The exercise: Images embedded in the records are excluded; print everything else exactly as given.
· · · · · · ·
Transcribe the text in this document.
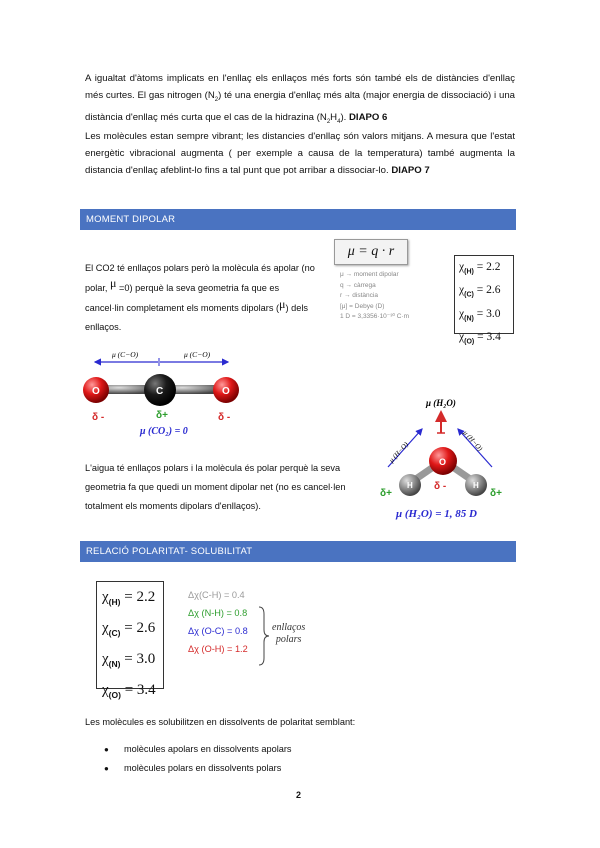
A igualtat d'àtoms implicats en l'enllaç els enllaços més forts són també els de distàncies d'enllaç més curtes. El gas nitrogen $(N_2)$ té una energia d'enllaç més alta (major energia de dissociació) i una distància d'enllaç més curta que el cas de la hidrazina $(N_2H_4)$. DIAPO 6
Les molècules estan sempre vibrant; les distancies d'enllaç són valors mitjans. A mesura que l'estat energètic vibracional augmenta ( per exemple a causa de la temperatura) també augmenta la distancia d'enllaç afeblint-lo fins a tal punt que pot arribar a dissociar-lo. DIAPO 7
MOMENT DIPOLAR
El CO2 té enllaços polars però la molècula és apolar (no polar, μ =0) perquè la seva geometria fa que es cancel·lin completament els moments dipolars (μ) dels enllaços.
μ = q · r
μ → moment dipolar
q → càrrega
r → distància
[μ] = Debye (D)
1 D = 3,3356·10⁻³⁰ C·m
$\chi_{(H)} = 2.2$
$\chi_{(C)} = 2.6$
$\chi_{(N)} = 3.0$
$\chi_{(O)} = 3.4$
μ (C−O)	μ (C−O)
O	C	O
δ -	δ+	δ -
μ (CO₂) = 0
L'aigua té enllaços polars i la molècula és polar perquè la seva geometria fa que quedi un moment dipolar net (no es cancel·len totalment els moments dipolars d'enllaços).
μ (H₂O)
μ (H−O)	μ (H−O)
O
H	H
δ -
δ+	δ+
μ (H₂O) = 1, 85 D
RELACIÓ POLARITAT- SOLUBILITAT
$\chi_{(H)} = 2.2$
$\chi_{(C)} = 2.6$
$\chi_{(N)} = 3.0$
$\chi_{(O)} = 3.4$
Δχ(C-H) = 0.4
Δχ (N-H) = 0.8
Δχ (O-C) = 0.8
Δχ (O-H) = 1.2
enllaços
polars
Les molècules es solubilitzen en dissolvents de polaritat semblant:
● molècules apolars en dissolvents apolars
● molècules polars en dissolvents polars
2
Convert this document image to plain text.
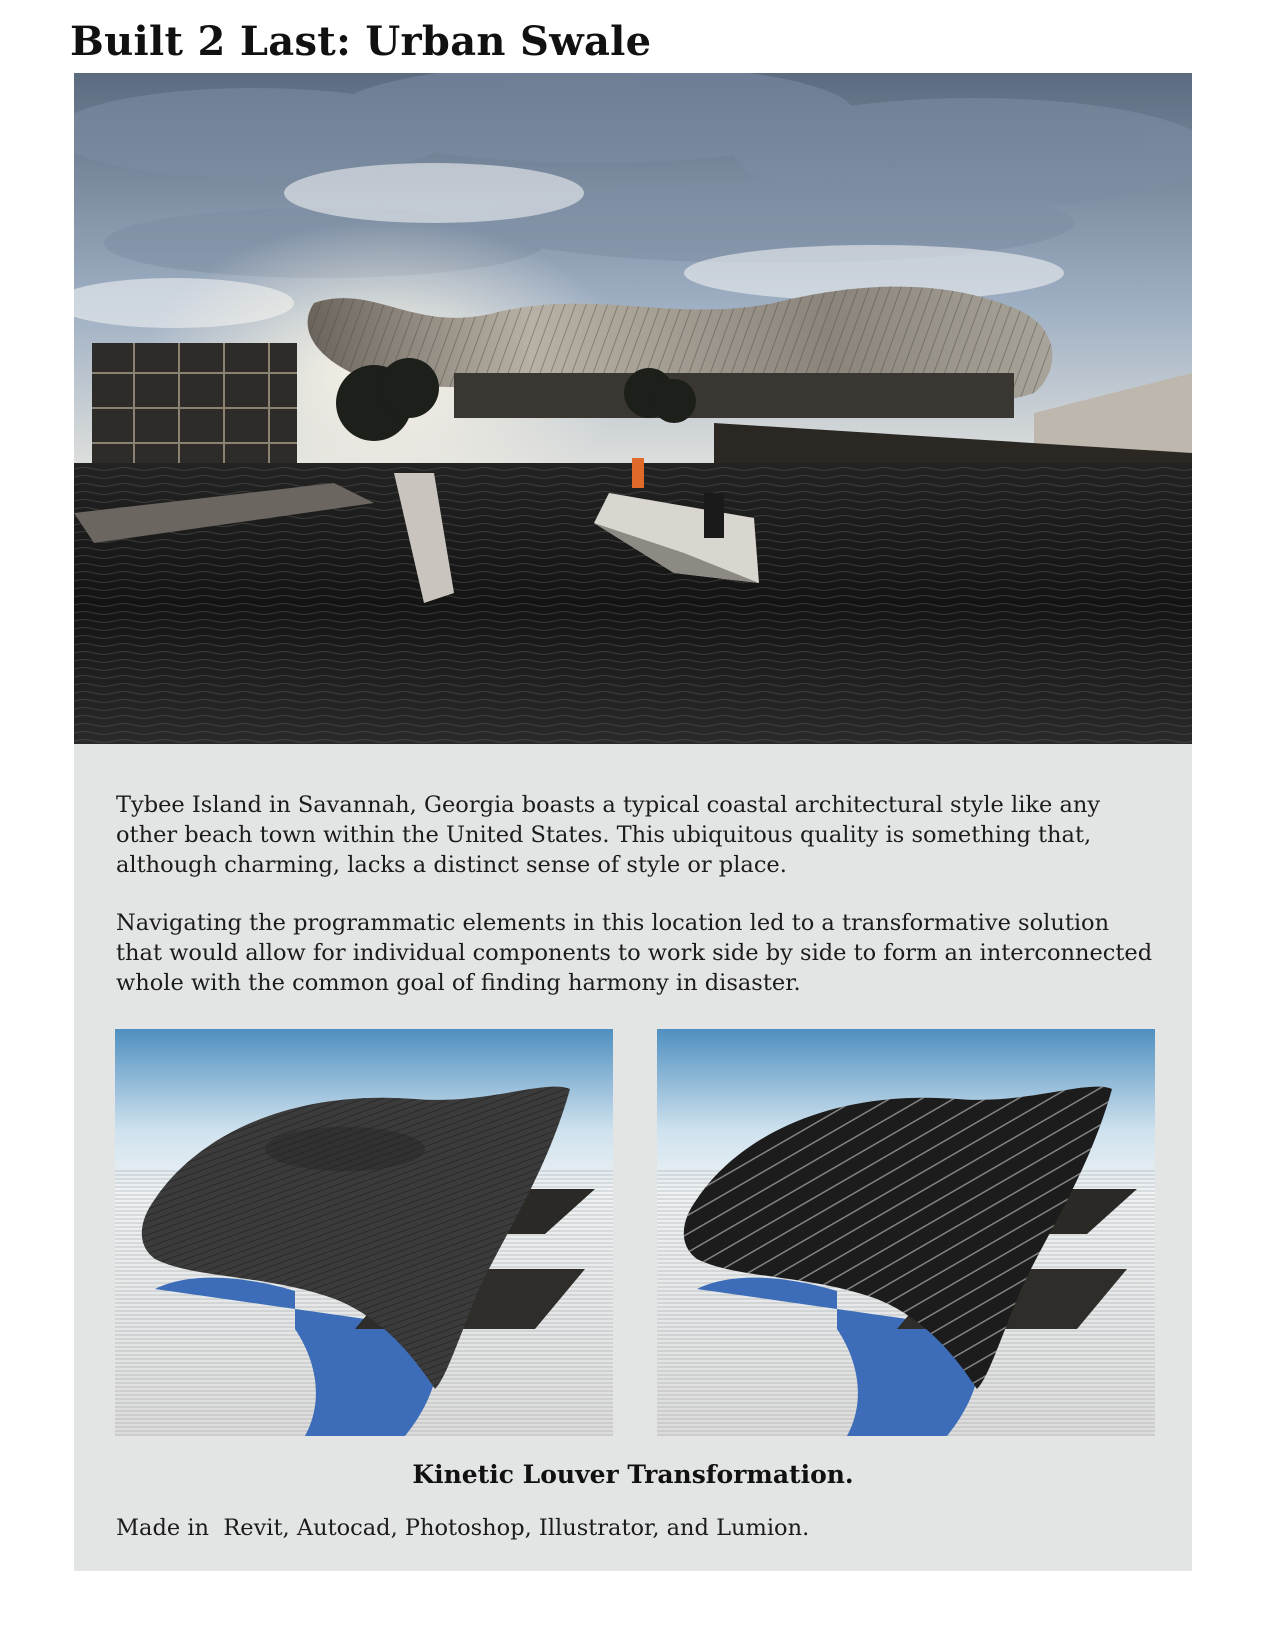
Built 2 Last: Urban Swale

Tybee Island in Savannah, Georgia boasts a typical coastal architectural style like any other beach town within the United States. This ubiquitous quality is something that, although charming, lacks a distinct sense of style or place.

Navigating the programmatic elements in this location led to a transformative solution that would allow for individual components to work side by side to form an interconnected whole with the common goal of finding harmony in disaster.

Kinetic Louver Transformation.

Made in  Revit, Autocad, Photoshop, Illustrator, and Lumion.
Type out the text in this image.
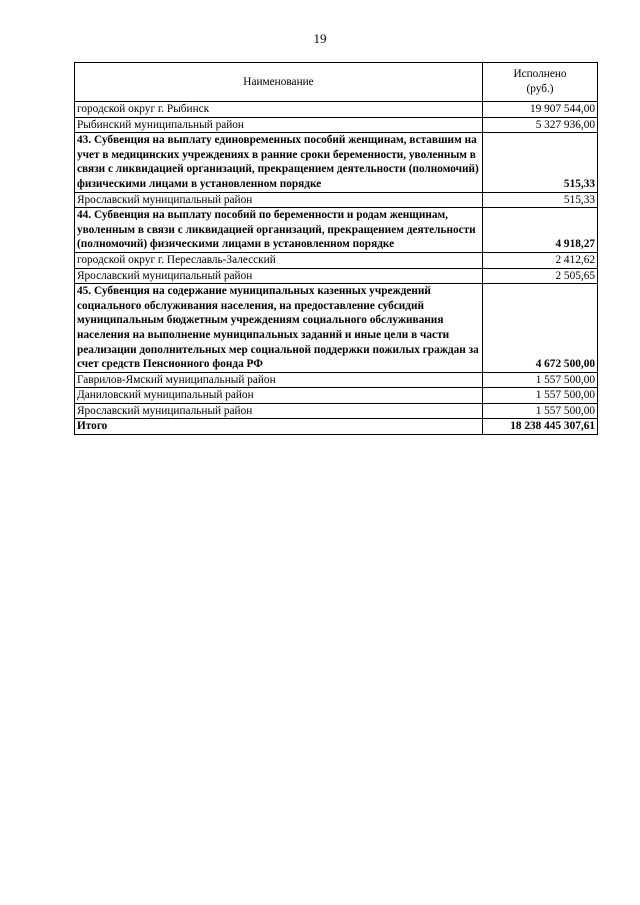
19
Наименование	Исполнено
(руб.)

городской округ г. Рыбинск	19 907 544,00
Рыбинский муниципальный район	5 327 936,00
43. Субвенция на выплату единовременных пособий женщинам, вставшим на учет в медицинских учреждениях в ранние сроки беременности, уволенным в связи с ликвидацией организаций, прекращением деятельности (полномочий) физическими лицами в установленном порядке	515,33
Ярославский муниципальный район	515,33
44. Субвенция на выплату пособий по беременности и родам женщинам, уволенным в связи с ликвидацией организаций, прекращением деятельности (полномочий) физическими лицами в установленном порядке	4 918,27
городской округ г. Переславль-Залесский	2 412,62
Ярославский муниципальный район	2 505,65
45. Субвенция на содержание муниципальных казенных учреждений социального обслуживания населения, на предоставление субсидий муниципальным бюджетным учреждениям социального обслуживания населения на выполнение муниципальных заданий и иные цели в части реализации дополнительных мер социальной поддержки пожилых граждан за счет средств Пенсионного фонда РФ	4 672 500,00
Гаврилов-Ямский муниципальный район	1 557 500,00
Даниловский муниципальный район	1 557 500,00
Ярославский муниципальный район	1 557 500,00
Итого	18 238 445 307,61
· · · · · · ·
Result of the task:
Transcribe the text in this document.
A igualtat d'àtoms implicats en l'enllaç els enllaços més forts són també els de distàncies d'enllaç més curtes. El gas nitrogen $(N_2)$ té una energia d'enllaç més alta (major energia de dissociació) i una distància d'enllaç més curta que el cas de la hidrazina $(N_2H_4)$. DIAPO 6
Les molècules estan sempre vibrant; les distancies d'enllaç són valors mitjans. A mesura que l'estat energètic vibracional augmenta ( per exemple a causa de la temperatura) també augmenta la distancia d'enllaç afeblint-lo fins a tal punt que pot arribar a dissociar-lo. DIAPO 7
MOMENT DIPOLAR
El CO2 té enllaços polars però la molècula és apolar (no polar, μ =0) perquè la seva geometria fa que es cancel·lin completament els moments dipolars (μ) dels enllaços.
μ = q · r
μ → moment dipolar
q → càrrega
r → distància
[μ] = Debye (D)
1 D = 3,3356·10⁻³⁰ C·m
$\chi_{(H)} = 2.2$
$\chi_{(C)} = 2.6$
$\chi_{(N)} = 3.0$
$\chi_{(O)} = 3.4$
μ (C−O)	μ (C−O)
O	C	O
δ -	δ+	δ -
μ (CO₂) = 0
L'aigua té enllaços polars i la molècula és polar perquè la seva geometria fa que quedi un moment dipolar net (no es cancel·len totalment els moments dipolars d'enllaços).
μ (H₂O)
μ (H−O)	μ (H−O)
O
H	H
δ -
δ+	δ+
μ (H₂O) = 1, 85 D
RELACIÓ POLARITAT- SOLUBILITAT
$\chi_{(H)} = 2.2$
$\chi_{(C)} = 2.6$
$\chi_{(N)} = 3.0$
$\chi_{(O)} = 3.4$
Δχ(C-H) = 0.4
Δχ (N-H) = 0.8
Δχ (O-C) = 0.8
Δχ (O-H) = 1.2
enllaços
polars
Les molècules es solubilitzen en dissolvents de polaritat semblant:
● molècules apolars en dissolvents apolars
● molècules polars en dissolvents polars
2
Convert this document image to plain text.
Built 2 Last: Urban Swale

Tybee Island in Savannah, Georgia boasts a typical coastal architectural style like any other beach town within the United States. This ubiquitous quality is something that, although charming, lacks a distinct sense of style or place.

Navigating the programmatic elements in this location led to a transformative solution that would allow for individual components to work side by side to form an interconnected whole with the common goal of finding harmony in disaster.

Kinetic Louver Transformation.

Made in  Revit, Autocad, Photoshop, Illustrator, and Lumion.
Type out the text in this image.
19
Наименование	Исполнено
(руб.)

городской округ г. Рыбинск	19 907 544,00
Рыбинский муниципальный район	5 327 936,00
43. Субвенция на выплату единовременных пособий женщинам, вставшим на учет в медицинских учреждениях в ранние сроки беременности, уволенным в связи с ликвидацией организаций, прекращением деятельности (полномочий) физическими лицами в установленном порядке	515,33
Ярославский муниципальный район	515,33
44. Субвенция на выплату пособий по беременности и родам женщинам, уволенным в связи с ликвидацией организаций, прекращением деятельности (полномочий) физическими лицами в установленном порядке	4 918,27
городской округ г. Переславль-Залесский	2 412,62
Ярославский муниципальный район	2 505,65
45. Субвенция на содержание муниципальных казенных учреждений социального обслуживания населения, на предоставление субсидий муниципальным бюджетным учреждениям социального обслуживания населения на выполнение муниципальных заданий и иные цели в части реализации дополнительных мер социальной поддержки пожилых граждан за счет средств Пенсионного фонда РФ	4 672 500,00
Гаврилов-Ямский муниципальный район	1 557 500,00
Даниловский муниципальный район	1 557 500,00
Ярославский муниципальный район	1 557 500,00
Итого	18 238 445 307,61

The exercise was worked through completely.